begin RECORDS FOR THIS TASK
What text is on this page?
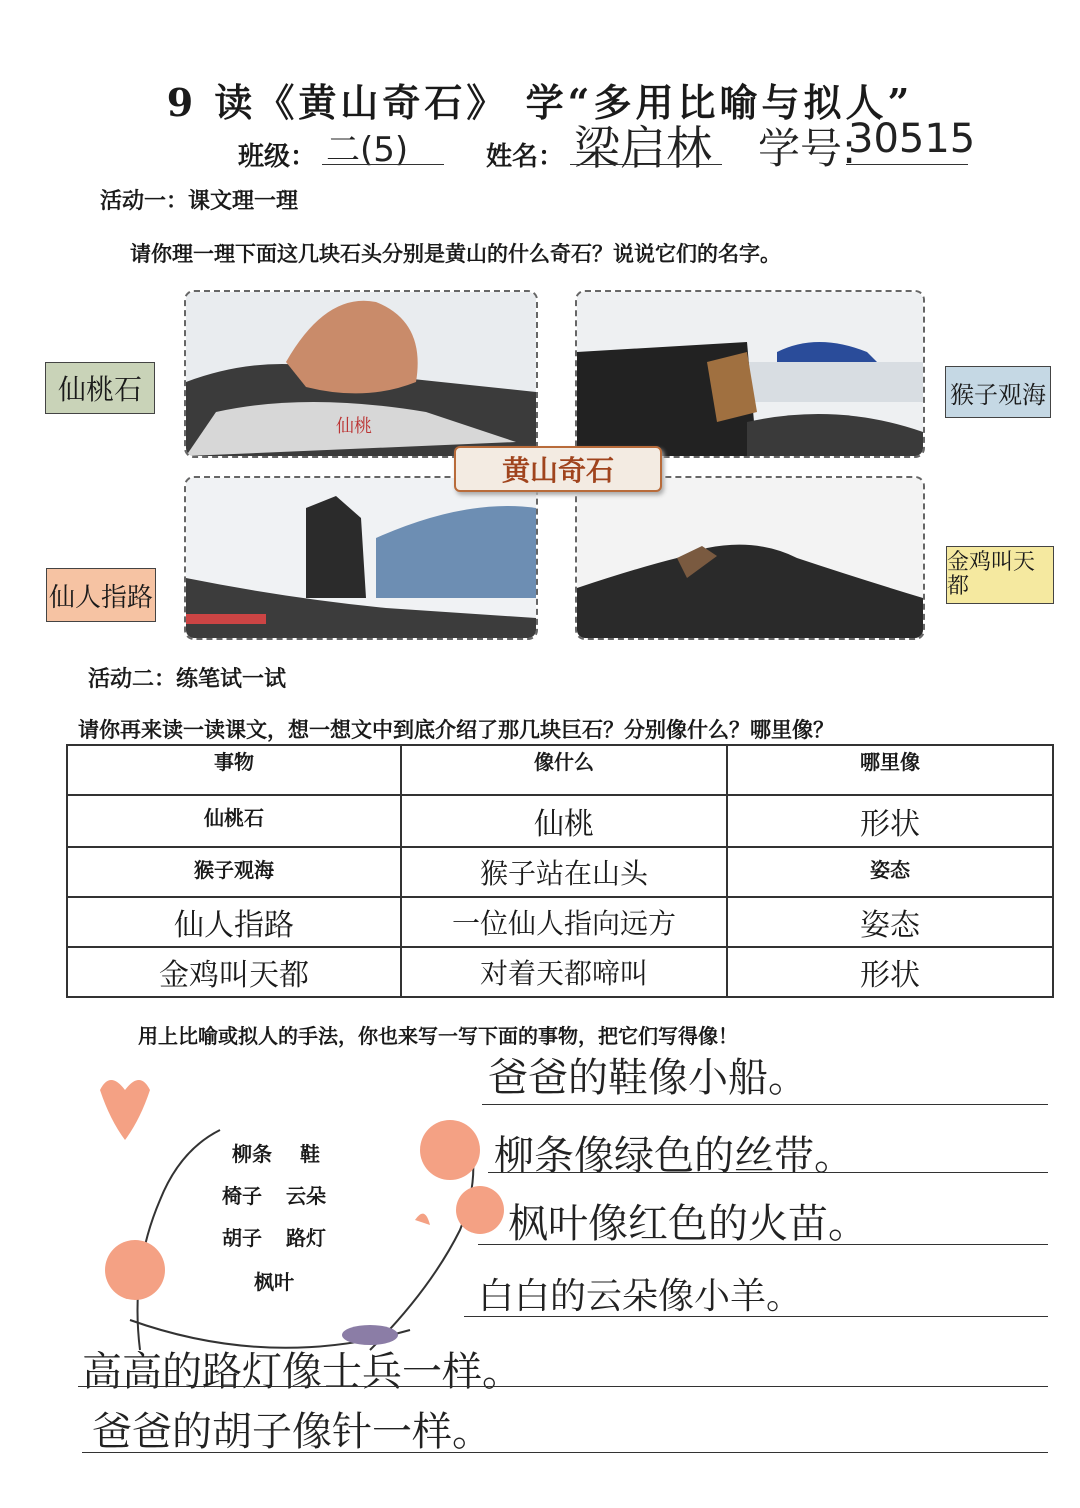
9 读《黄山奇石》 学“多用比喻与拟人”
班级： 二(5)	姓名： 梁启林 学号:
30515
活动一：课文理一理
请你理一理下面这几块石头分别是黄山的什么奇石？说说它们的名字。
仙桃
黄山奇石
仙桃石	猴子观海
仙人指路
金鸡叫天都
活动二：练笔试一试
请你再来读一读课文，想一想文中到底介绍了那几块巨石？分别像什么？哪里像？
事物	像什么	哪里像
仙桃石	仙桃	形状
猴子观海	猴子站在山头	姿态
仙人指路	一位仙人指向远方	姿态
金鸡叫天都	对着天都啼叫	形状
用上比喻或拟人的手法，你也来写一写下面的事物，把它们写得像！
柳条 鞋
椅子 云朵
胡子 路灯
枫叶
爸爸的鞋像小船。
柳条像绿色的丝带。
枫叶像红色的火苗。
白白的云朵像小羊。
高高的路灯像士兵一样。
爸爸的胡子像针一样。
end RECORDS FOR THIS TASK
begin RECORDS FOR THIS TASK
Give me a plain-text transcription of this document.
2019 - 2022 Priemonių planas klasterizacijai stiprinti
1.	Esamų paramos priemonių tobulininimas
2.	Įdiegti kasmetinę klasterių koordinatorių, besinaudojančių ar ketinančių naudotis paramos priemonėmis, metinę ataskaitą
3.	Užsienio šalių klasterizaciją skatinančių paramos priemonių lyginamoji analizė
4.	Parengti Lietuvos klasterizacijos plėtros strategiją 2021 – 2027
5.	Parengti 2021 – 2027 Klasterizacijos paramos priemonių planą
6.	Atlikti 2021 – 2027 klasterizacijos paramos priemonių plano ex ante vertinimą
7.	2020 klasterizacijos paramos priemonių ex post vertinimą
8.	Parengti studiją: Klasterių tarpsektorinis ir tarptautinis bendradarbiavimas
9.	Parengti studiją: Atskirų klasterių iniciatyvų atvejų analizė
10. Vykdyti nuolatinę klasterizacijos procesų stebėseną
end RECORDS FOR THIS TASK
:: PROBLEM TO WORK ON ::
Scan the material for lines with the word "studiją", and copy each line you find.

:: COMPLETED EXERCISE ::
8.	Parengti studiją: Klasterių tarpsektorinis ir tarptautinis bendradarbiavimas
9.	Parengti studiją: Atskirų klasterių iniciatyvų atvejų analizė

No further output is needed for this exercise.